Task ▸ Copy the material word for word, from the line containing "62, 343, 72]" down to and including its final line.

# start of Records to use

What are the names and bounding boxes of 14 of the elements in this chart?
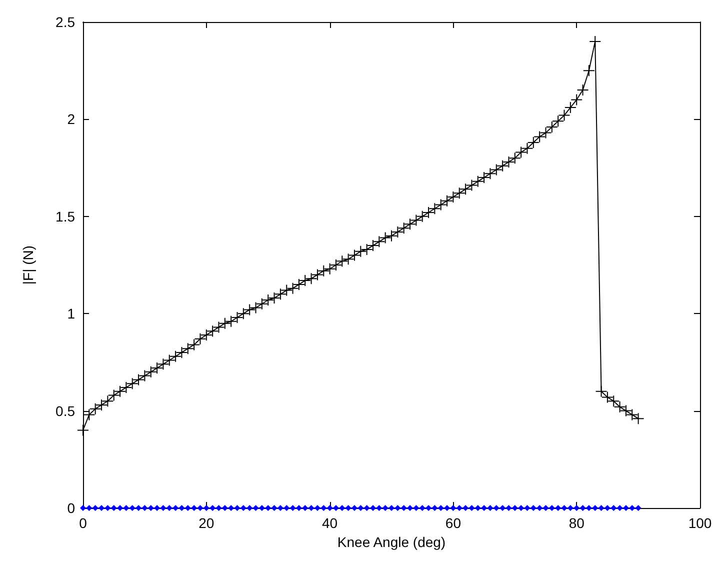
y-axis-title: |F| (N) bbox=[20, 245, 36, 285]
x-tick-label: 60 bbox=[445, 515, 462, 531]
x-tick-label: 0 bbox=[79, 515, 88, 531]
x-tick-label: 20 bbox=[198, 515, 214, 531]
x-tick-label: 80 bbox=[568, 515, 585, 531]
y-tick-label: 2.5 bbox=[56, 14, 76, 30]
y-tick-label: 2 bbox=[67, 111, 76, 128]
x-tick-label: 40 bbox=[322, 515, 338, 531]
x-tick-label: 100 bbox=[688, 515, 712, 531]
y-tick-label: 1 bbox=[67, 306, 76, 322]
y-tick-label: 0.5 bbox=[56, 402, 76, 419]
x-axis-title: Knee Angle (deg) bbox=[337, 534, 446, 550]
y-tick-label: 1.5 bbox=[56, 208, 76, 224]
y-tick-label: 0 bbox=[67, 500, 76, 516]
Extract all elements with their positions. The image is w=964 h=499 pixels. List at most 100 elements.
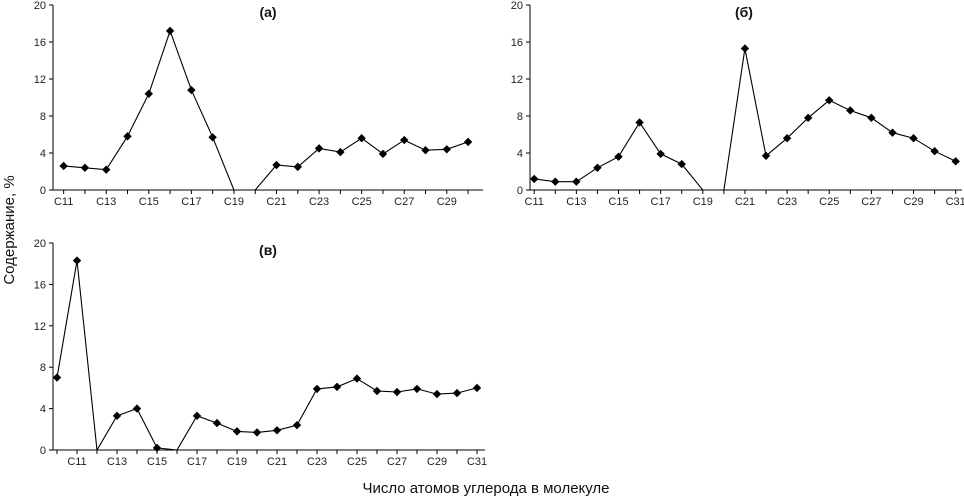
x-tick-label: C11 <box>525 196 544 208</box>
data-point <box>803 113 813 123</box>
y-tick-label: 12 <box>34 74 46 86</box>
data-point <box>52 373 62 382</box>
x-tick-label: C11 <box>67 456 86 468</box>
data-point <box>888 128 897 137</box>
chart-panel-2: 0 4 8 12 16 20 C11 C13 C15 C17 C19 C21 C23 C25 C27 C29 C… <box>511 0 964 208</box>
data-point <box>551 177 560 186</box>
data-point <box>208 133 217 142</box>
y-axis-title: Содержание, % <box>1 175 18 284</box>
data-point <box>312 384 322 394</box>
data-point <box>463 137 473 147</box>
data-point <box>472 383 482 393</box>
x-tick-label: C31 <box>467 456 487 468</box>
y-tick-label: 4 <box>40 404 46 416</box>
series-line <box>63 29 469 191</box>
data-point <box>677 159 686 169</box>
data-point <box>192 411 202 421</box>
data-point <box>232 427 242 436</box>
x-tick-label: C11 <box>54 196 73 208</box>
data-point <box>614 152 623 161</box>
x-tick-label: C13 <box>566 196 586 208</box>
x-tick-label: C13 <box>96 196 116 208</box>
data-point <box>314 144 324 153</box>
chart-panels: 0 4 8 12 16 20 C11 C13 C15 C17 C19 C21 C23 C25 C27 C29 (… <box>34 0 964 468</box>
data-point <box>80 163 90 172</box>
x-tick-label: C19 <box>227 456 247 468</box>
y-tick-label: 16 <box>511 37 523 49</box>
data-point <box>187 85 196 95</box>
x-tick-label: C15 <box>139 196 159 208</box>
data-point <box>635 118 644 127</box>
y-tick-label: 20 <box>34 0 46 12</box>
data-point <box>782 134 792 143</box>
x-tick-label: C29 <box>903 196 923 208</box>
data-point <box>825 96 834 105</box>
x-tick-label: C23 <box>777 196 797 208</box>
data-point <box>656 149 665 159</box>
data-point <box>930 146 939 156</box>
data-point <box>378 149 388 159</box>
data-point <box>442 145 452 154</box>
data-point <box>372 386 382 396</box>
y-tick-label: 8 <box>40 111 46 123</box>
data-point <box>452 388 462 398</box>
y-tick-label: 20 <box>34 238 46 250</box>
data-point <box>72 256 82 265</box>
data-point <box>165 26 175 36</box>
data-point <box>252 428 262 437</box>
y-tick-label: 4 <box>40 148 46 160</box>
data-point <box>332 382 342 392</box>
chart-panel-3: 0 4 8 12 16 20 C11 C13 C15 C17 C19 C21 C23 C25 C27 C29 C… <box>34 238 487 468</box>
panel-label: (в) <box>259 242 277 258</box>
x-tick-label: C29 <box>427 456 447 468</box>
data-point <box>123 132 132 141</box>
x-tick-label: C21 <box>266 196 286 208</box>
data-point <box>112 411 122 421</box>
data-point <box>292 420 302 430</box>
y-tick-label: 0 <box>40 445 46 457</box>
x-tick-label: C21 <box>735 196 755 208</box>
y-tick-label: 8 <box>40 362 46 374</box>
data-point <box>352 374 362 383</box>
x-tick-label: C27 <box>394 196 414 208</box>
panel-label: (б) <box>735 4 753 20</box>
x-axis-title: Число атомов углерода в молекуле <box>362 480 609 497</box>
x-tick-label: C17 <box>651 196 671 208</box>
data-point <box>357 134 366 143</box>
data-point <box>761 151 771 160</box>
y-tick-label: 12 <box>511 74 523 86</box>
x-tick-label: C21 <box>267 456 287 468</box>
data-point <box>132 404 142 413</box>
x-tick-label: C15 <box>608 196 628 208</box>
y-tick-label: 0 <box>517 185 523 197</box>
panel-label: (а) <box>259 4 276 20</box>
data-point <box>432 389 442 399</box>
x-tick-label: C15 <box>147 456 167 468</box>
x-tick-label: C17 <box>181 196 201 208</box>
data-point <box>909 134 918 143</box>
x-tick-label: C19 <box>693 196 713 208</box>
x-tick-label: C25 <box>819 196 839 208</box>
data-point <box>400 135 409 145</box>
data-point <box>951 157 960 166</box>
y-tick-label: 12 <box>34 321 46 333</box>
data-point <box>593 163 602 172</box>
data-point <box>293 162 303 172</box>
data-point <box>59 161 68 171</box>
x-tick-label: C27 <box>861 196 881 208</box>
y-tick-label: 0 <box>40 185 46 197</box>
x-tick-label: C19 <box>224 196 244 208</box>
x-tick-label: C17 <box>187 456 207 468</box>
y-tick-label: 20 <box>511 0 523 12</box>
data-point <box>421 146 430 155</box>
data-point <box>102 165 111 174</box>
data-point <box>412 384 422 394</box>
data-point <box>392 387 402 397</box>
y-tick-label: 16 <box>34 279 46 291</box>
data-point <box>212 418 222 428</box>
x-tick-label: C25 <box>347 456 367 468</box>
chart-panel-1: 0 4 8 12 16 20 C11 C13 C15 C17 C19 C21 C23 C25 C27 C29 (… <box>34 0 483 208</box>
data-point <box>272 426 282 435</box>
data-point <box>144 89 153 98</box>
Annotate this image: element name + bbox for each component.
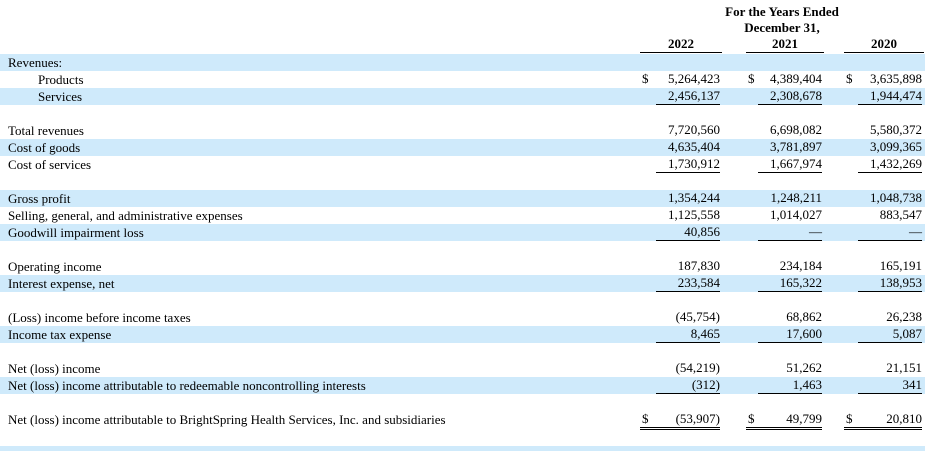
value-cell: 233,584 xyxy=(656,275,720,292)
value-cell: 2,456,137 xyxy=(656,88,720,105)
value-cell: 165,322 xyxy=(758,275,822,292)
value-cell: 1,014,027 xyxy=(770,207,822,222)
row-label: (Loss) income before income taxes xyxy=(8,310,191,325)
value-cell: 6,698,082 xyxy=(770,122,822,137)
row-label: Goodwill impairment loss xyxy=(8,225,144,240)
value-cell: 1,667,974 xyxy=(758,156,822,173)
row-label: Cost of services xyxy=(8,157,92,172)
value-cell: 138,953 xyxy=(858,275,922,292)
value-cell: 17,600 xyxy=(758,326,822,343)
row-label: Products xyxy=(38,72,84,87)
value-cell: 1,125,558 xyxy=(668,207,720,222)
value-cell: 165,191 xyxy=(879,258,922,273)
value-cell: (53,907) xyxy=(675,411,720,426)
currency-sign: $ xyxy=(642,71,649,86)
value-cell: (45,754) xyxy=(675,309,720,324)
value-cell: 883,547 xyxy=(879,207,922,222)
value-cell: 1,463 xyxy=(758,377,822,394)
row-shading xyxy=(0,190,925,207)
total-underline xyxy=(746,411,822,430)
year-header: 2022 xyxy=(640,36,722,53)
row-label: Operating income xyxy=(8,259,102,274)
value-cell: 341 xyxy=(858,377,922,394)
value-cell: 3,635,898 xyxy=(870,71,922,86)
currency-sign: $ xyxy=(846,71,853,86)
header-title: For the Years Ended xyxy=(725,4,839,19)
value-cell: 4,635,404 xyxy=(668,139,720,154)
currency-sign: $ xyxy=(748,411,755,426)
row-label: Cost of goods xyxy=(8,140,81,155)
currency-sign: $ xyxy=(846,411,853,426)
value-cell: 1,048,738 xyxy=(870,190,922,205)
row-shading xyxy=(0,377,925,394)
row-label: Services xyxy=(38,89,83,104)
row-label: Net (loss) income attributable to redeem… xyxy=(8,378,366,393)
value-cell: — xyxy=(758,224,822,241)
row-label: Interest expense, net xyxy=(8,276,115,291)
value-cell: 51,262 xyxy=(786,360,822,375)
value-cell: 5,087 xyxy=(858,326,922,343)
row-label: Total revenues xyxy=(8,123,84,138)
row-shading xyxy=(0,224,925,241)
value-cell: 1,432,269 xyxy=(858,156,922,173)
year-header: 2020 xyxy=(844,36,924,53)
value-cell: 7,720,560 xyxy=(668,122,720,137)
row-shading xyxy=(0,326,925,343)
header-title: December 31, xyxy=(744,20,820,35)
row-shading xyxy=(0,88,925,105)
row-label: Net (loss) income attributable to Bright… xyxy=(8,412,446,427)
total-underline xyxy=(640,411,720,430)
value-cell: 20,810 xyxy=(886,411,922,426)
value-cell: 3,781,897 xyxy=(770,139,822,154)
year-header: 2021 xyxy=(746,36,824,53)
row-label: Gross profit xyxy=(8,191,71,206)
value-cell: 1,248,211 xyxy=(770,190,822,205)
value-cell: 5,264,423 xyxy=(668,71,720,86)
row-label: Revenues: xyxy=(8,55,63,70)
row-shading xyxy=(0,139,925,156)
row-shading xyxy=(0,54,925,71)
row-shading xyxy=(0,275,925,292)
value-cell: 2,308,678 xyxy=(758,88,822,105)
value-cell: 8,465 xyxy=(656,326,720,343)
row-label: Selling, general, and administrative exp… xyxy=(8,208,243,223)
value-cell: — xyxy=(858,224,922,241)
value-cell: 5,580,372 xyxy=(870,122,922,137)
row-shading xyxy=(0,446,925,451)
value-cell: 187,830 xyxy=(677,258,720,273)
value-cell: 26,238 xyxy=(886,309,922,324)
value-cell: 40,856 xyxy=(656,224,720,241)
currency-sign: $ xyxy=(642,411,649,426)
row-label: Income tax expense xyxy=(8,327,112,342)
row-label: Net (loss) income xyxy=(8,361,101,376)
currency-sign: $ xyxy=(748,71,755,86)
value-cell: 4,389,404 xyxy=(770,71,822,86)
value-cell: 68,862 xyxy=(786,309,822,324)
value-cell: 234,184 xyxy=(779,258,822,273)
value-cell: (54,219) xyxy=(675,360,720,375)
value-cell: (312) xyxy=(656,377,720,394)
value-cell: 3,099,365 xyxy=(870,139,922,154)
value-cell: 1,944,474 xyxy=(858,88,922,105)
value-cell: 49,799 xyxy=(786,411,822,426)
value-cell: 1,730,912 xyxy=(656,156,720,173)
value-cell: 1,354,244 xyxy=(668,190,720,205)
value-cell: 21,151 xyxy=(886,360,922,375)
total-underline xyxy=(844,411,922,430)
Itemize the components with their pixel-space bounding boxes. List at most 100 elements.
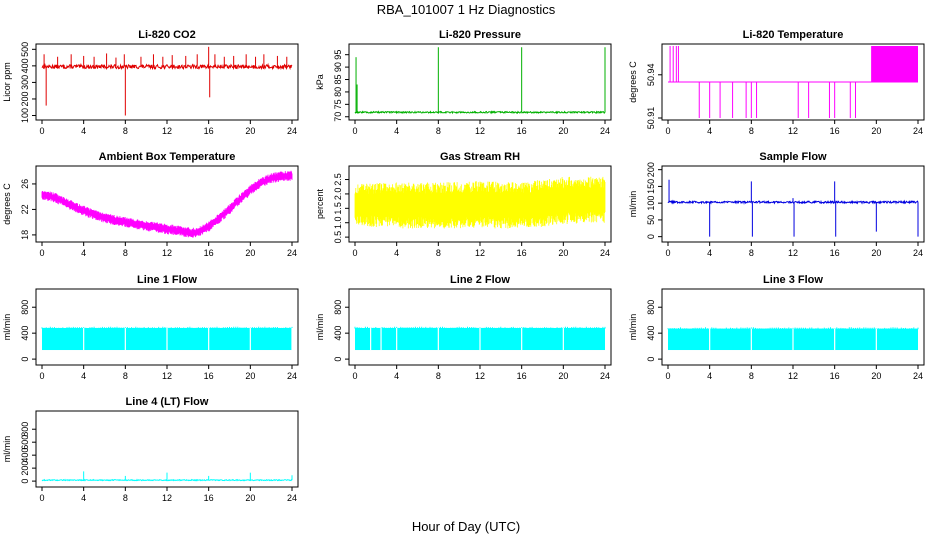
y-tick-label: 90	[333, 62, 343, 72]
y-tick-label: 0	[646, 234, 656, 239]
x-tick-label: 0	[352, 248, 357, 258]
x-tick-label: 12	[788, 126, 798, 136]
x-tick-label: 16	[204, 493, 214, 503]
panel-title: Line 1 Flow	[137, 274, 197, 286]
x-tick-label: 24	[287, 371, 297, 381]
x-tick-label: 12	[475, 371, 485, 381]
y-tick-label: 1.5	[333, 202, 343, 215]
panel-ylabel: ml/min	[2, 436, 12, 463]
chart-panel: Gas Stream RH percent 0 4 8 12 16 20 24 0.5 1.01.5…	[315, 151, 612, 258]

# end of Records to use

Output for this task ▸
y-tick-label: 90	[333, 62, 343, 72]
y-tick-label: 0	[646, 234, 656, 239]
x-tick-label: 0	[352, 248, 357, 258]
x-tick-label: 12	[788, 126, 798, 136]
x-tick-label: 16	[204, 493, 214, 503]
panel-title: Line 1 Flow	[137, 274, 197, 286]
x-tick-label: 24	[287, 371, 297, 381]
x-tick-label: 12	[475, 371, 485, 381]
y-tick-label: 1.5	[333, 202, 343, 215]
panel-ylabel: ml/min	[2, 436, 12, 463]
chart-panel: Gas Stream RH percent 0 4 8 12 16 20 24 0.5 1.01.5…	[315, 151, 612, 258]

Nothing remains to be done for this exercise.